● DATA TO USE
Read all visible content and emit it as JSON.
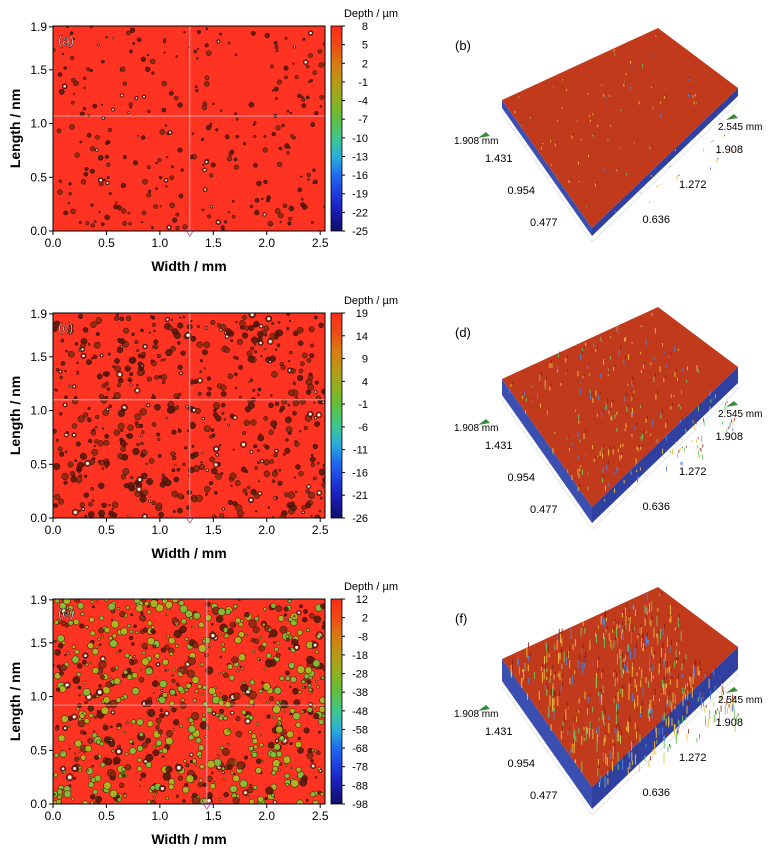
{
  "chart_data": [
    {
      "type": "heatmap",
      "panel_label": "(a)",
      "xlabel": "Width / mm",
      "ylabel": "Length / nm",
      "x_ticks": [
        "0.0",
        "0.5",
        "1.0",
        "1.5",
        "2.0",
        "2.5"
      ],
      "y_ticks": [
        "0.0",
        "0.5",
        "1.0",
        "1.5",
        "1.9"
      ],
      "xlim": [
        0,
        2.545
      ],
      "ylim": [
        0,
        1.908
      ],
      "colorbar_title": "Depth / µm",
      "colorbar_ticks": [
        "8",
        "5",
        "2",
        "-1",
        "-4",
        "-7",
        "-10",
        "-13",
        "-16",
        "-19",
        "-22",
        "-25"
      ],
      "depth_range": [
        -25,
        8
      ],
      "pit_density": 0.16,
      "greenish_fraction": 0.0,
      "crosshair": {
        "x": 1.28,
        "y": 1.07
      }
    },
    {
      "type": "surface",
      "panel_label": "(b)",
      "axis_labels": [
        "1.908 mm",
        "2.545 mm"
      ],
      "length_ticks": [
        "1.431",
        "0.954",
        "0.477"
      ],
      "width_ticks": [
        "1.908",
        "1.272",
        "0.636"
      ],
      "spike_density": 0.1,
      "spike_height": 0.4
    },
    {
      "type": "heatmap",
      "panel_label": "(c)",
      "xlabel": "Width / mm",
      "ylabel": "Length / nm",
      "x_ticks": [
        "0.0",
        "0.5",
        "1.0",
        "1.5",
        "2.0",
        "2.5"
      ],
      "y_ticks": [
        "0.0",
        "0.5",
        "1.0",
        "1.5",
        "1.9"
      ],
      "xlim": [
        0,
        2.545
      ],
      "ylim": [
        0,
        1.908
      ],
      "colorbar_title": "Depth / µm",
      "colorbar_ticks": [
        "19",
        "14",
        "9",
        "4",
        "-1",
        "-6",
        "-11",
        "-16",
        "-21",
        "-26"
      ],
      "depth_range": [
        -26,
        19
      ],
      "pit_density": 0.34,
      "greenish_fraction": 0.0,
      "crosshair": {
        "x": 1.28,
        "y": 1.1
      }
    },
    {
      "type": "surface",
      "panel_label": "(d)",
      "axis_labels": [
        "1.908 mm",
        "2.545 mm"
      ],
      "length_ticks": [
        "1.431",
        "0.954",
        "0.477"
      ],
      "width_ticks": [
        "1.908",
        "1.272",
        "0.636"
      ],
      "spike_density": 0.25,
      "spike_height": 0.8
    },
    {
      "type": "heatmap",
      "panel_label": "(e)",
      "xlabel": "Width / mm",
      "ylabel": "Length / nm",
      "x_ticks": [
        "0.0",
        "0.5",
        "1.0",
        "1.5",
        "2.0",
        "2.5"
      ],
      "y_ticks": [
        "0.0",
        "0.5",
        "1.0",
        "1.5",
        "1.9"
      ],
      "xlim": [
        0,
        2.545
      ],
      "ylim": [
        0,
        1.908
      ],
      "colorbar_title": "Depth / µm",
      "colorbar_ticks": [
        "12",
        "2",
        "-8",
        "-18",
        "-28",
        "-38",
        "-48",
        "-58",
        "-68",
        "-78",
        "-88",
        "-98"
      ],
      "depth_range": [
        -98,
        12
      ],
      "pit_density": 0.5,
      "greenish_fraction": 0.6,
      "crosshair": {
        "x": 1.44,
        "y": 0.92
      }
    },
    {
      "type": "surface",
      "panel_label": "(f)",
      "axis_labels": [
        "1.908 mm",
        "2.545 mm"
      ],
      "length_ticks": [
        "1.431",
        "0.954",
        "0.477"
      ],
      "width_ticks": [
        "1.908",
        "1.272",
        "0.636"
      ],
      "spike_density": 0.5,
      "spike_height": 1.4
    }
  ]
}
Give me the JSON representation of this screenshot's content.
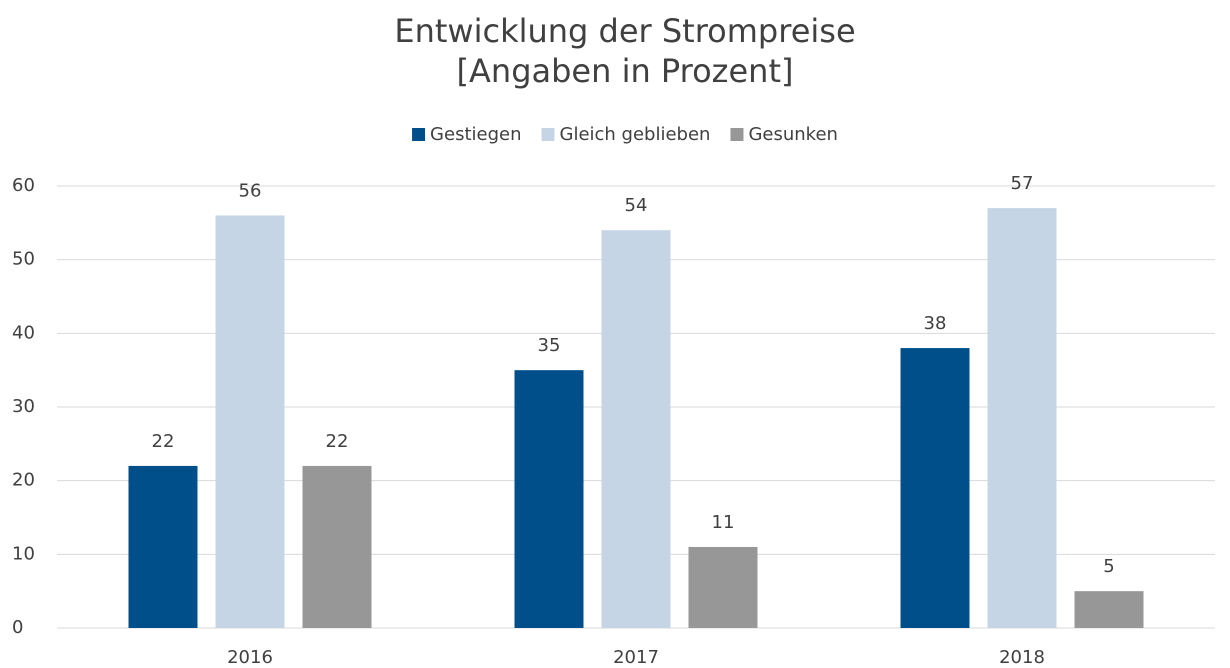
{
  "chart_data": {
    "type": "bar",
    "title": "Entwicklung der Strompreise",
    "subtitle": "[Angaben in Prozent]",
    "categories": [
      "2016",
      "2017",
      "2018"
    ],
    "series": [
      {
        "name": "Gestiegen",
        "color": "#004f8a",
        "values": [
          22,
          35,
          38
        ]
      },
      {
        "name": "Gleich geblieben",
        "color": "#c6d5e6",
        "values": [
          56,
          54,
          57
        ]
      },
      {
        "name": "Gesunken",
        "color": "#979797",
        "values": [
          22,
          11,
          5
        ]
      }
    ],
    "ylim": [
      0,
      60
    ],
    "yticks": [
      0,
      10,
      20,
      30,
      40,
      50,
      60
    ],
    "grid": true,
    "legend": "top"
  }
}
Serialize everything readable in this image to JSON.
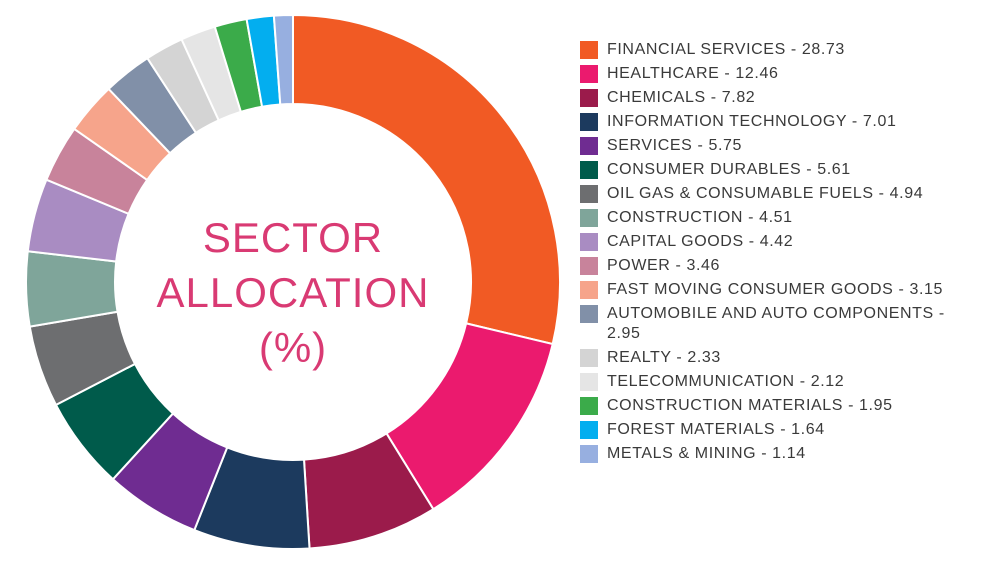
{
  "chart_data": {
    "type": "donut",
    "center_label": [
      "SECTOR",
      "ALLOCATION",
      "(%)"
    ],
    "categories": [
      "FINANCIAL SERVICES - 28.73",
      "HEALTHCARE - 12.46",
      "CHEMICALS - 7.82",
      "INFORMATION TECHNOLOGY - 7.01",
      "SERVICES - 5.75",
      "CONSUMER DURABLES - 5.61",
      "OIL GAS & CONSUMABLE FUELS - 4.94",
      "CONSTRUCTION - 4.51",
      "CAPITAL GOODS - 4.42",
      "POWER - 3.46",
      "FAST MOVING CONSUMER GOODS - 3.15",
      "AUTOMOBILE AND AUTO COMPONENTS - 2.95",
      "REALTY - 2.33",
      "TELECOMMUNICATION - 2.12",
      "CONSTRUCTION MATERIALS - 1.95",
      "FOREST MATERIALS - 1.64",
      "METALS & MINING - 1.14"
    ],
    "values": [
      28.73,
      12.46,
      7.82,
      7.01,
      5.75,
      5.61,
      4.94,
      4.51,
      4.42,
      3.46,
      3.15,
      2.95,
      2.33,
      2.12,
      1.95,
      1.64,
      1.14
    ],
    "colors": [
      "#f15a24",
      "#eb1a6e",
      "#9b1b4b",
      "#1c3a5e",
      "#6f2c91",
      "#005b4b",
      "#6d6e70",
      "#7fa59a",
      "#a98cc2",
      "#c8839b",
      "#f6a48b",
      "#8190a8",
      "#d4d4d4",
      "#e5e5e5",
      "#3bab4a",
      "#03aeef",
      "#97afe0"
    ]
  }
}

● WRITTEN INSTRUCTION
Read through the entries and copy each line in which "this" appears.

● RIGHT ANSWER
Give me the JSON representation of this screenshot's content.
Serialize everything readable in this image to JSON.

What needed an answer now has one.